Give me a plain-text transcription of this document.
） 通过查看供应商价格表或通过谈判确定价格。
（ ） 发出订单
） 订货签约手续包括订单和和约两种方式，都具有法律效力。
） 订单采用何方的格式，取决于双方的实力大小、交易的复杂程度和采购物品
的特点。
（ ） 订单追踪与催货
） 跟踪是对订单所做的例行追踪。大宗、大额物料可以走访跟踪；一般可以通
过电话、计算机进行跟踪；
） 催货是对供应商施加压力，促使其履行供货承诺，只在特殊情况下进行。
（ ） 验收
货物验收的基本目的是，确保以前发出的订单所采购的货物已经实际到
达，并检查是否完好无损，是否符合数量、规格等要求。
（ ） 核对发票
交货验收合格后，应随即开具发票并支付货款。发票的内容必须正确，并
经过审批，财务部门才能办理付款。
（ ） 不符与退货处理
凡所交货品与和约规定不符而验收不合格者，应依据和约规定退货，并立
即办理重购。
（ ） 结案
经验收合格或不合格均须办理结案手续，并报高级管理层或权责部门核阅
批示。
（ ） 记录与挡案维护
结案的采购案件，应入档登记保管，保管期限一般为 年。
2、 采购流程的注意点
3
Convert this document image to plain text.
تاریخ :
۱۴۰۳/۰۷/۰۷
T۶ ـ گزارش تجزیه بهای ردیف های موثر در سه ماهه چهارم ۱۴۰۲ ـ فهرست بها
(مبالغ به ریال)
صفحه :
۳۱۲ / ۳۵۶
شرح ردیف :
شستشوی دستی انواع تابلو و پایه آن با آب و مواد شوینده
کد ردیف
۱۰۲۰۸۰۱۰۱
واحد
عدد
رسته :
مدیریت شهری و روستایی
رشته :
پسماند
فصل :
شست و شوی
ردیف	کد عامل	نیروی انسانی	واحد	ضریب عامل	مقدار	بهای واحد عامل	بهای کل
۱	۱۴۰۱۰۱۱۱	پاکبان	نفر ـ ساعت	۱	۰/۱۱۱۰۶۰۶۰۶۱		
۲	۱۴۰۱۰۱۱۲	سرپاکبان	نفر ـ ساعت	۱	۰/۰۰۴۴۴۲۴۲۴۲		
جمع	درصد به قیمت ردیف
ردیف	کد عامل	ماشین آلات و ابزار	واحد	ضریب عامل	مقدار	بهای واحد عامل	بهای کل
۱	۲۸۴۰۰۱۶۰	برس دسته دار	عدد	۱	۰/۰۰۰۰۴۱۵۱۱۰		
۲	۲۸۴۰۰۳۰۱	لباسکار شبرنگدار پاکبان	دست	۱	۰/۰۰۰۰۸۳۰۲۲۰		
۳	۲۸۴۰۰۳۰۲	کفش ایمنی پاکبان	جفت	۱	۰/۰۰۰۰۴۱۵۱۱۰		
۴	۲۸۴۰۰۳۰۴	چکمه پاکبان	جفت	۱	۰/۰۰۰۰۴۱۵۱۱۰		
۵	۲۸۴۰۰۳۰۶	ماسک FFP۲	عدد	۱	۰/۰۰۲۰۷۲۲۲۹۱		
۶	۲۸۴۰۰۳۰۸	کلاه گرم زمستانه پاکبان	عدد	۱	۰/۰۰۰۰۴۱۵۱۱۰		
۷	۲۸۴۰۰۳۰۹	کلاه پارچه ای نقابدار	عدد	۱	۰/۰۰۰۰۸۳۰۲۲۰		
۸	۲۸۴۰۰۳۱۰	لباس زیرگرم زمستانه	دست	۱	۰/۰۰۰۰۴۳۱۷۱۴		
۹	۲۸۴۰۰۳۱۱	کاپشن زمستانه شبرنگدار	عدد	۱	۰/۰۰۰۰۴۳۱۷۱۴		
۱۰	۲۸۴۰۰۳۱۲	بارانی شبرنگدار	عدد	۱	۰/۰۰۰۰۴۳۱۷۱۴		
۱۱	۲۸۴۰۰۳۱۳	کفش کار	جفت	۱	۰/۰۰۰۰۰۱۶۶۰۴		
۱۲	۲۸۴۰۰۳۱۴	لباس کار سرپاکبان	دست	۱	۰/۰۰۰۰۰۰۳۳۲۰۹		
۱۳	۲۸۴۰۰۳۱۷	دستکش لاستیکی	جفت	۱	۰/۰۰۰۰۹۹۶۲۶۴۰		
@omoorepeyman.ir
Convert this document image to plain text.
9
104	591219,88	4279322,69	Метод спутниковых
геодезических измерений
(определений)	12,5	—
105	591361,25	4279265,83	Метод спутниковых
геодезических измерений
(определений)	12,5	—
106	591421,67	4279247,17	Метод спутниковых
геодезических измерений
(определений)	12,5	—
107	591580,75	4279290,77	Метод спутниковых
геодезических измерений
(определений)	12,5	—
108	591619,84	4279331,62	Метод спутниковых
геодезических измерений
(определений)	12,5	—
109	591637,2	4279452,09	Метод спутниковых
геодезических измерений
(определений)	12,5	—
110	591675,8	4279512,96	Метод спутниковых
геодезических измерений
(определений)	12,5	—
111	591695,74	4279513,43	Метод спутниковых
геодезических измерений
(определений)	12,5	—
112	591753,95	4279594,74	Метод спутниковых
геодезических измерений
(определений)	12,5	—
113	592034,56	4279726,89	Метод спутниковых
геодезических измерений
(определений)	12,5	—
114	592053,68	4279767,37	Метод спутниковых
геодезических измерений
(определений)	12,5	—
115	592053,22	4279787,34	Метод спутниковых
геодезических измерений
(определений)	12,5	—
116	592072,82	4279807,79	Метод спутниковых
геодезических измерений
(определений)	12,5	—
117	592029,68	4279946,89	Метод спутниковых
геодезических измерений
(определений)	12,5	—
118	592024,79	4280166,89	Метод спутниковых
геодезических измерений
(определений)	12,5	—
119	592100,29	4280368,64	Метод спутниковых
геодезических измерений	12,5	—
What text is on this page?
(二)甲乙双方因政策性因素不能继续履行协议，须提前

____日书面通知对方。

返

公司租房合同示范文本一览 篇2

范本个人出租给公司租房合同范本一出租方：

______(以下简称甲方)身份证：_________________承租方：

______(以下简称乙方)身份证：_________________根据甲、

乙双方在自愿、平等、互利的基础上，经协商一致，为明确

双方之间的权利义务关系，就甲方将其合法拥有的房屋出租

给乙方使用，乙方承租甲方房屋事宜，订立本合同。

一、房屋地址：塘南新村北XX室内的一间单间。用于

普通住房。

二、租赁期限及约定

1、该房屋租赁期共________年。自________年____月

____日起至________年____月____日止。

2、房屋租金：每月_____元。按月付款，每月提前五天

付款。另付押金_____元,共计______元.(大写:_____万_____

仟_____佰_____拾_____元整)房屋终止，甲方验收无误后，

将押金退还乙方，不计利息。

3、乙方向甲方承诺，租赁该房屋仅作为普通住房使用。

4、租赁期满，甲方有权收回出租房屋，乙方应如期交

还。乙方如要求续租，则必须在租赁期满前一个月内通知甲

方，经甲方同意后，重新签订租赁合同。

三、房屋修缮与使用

## Instructions to follow
Using the entries above, please restate each one word for word.

## Task response
Give me a plain-text transcription of this document.
） 通过查看供应商价格表或通过谈判确定价格。
（ ） 发出订单
） 订货签约手续包括订单和和约两种方式，都具有法律效力。
） 订单采用何方的格式，取决于双方的实力大小、交易的复杂程度和采购物品
的特点。
（ ） 订单追踪与催货
） 跟踪是对订单所做的例行追踪。大宗、大额物料可以走访跟踪；一般可以通
过电话、计算机进行跟踪；
） 催货是对供应商施加压力，促使其履行供货承诺，只在特殊情况下进行。
（ ） 验收
货物验收的基本目的是，确保以前发出的订单所采购的货物已经实际到
达，并检查是否完好无损，是否符合数量、规格等要求。
（ ） 核对发票
交货验收合格后，应随即开具发票并支付货款。发票的内容必须正确，并
经过审批，财务部门才能办理付款。
（ ） 不符与退货处理
凡所交货品与和约规定不符而验收不合格者，应依据和约规定退货，并立
即办理重购。
（ ） 结案
经验收合格或不合格均须办理结案手续，并报高级管理层或权责部门核阅
批示。
（ ） 记录与挡案维护
结案的采购案件，应入档登记保管，保管期限一般为 年。
2、 采购流程的注意点
3
Convert this document image to plain text.
تاریخ :
۱۴۰۳/۰۷/۰۷
T۶ ـ گزارش تجزیه بهای ردیف های موثر در سه ماهه چهارم ۱۴۰۲ ـ فهرست بها
(مبالغ به ریال)
صفحه :
۳۱۲ / ۳۵۶
شرح ردیف :
شستشوی دستی انواع تابلو و پایه آن با آب و مواد شوینده
کد ردیف
۱۰۲۰۸۰۱۰۱
واحد
عدد
رسته :
مدیریت شهری و روستایی
رشته :
پسماند
فصل :
شست و شوی
ردیف	کد عامل	نیروی انسانی	واحد	ضریب عامل	مقدار	بهای واحد عامل	بهای کل
۱	۱۴۰۱۰۱۱۱	پاکبان	نفر ـ ساعت	۱	۰/۱۱۱۰۶۰۶۰۶۱		
۲	۱۴۰۱۰۱۱۲	سرپاکبان	نفر ـ ساعت	۱	۰/۰۰۴۴۴۲۴۲۴۲		
جمع	درصد به قیمت ردیف
ردیف	کد عامل	ماشین آلات و ابزار	واحد	ضریب عامل	مقدار	بهای واحد عامل	بهای کل
۱	۲۸۴۰۰۱۶۰	برس دسته دار	عدد	۱	۰/۰۰۰۰۴۱۵۱۱۰		
۲	۲۸۴۰۰۳۰۱	لباسکار شبرنگدار پاکبان	دست	۱	۰/۰۰۰۰۸۳۰۲۲۰		
۳	۲۸۴۰۰۳۰۲	کفش ایمنی پاکبان	جفت	۱	۰/۰۰۰۰۴۱۵۱۱۰		
۴	۲۸۴۰۰۳۰۴	چکمه پاکبان	جفت	۱	۰/۰۰۰۰۴۱۵۱۱۰		
۵	۲۸۴۰۰۳۰۶	ماسک FFP۲	عدد	۱	۰/۰۰۲۰۷۲۲۲۹۱		
۶	۲۸۴۰۰۳۰۸	کلاه گرم زمستانه پاکبان	عدد	۱	۰/۰۰۰۰۴۱۵۱۱۰		
۷	۲۸۴۰۰۳۰۹	کلاه پارچه ای نقابدار	عدد	۱	۰/۰۰۰۰۸۳۰۲۲۰		
۸	۲۸۴۰۰۳۱۰	لباس زیرگرم زمستانه	دست	۱	۰/۰۰۰۰۴۳۱۷۱۴		
۹	۲۸۴۰۰۳۱۱	کاپشن زمستانه شبرنگدار	عدد	۱	۰/۰۰۰۰۴۳۱۷۱۴		
۱۰	۲۸۴۰۰۳۱۲	بارانی شبرنگدار	عدد	۱	۰/۰۰۰۰۴۳۱۷۱۴		
۱۱	۲۸۴۰۰۳۱۳	کفش کار	جفت	۱	۰/۰۰۰۰۰۱۶۶۰۴		
۱۲	۲۸۴۰۰۳۱۴	لباس کار سرپاکبان	دست	۱	۰/۰۰۰۰۰۰۳۳۲۰۹		
۱۳	۲۸۴۰۰۳۱۷	دستکش لاستیکی	جفت	۱	۰/۰۰۰۰۹۹۶۲۶۴۰		
@omoorepeyman.ir
Convert this document image to plain text.
9
104	591219,88	4279322,69	Метод спутниковых
геодезических измерений
(определений)	12,5	—
105	591361,25	4279265,83	Метод спутниковых
геодезических измерений
(определений)	12,5	—
106	591421,67	4279247,17	Метод спутниковых
геодезических измерений
(определений)	12,5	—
107	591580,75	4279290,77	Метод спутниковых
геодезических измерений
(определений)	12,5	—
108	591619,84	4279331,62	Метод спутниковых
геодезических измерений
(определений)	12,5	—
109	591637,2	4279452,09	Метод спутниковых
геодезических измерений
(определений)	12,5	—
110	591675,8	4279512,96	Метод спутниковых
геодезических измерений
(определений)	12,5	—
111	591695,74	4279513,43	Метод спутниковых
геодезических измерений
(определений)	12,5	—
112	591753,95	4279594,74	Метод спутниковых
геодезических измерений
(определений)	12,5	—
113	592034,56	4279726,89	Метод спутниковых
геодезических измерений
(определений)	12,5	—
114	592053,68	4279767,37	Метод спутниковых
геодезических измерений
(определений)	12,5	—
115	592053,22	4279787,34	Метод спутниковых
геодезических измерений
(определений)	12,5	—
116	592072,82	4279807,79	Метод спутниковых
геодезических измерений
(определений)	12,5	—
117	592029,68	4279946,89	Метод спутниковых
геодезических измерений
(определений)	12,5	—
118	592024,79	4280166,89	Метод спутниковых
геодезических измерений
(определений)	12,5	—
119	592100,29	4280368,64	Метод спутниковых
геодезических измерений	12,5	—
What text is on this page?
(二)甲乙双方因政策性因素不能继续履行协议，须提前

____日书面通知对方。

返

公司租房合同示范文本一览 篇2

范本个人出租给公司租房合同范本一出租方：

______(以下简称甲方)身份证：_________________承租方：

______(以下简称乙方)身份证：_________________根据甲、

乙双方在自愿、平等、互利的基础上，经协商一致，为明确

双方之间的权利义务关系，就甲方将其合法拥有的房屋出租

给乙方使用，乙方承租甲方房屋事宜，订立本合同。

一、房屋地址：塘南新村北XX室内的一间单间。用于

普通住房。

二、租赁期限及约定

1、该房屋租赁期共________年。自________年____月

____日起至________年____月____日止。

2、房屋租金：每月_____元。按月付款，每月提前五天

付款。另付押金_____元,共计______元.(大写:_____万_____

仟_____佰_____拾_____元整)房屋终止，甲方验收无误后，

将押金退还乙方，不计利息。

3、乙方向甲方承诺，租赁该房屋仅作为普通住房使用。

4、租赁期满，甲方有权收回出租房屋，乙方应如期交

还。乙方如要求续租，则必须在租赁期满前一个月内通知甲

方，经甲方同意后，重新签订租赁合同。

三、房屋修缮与使用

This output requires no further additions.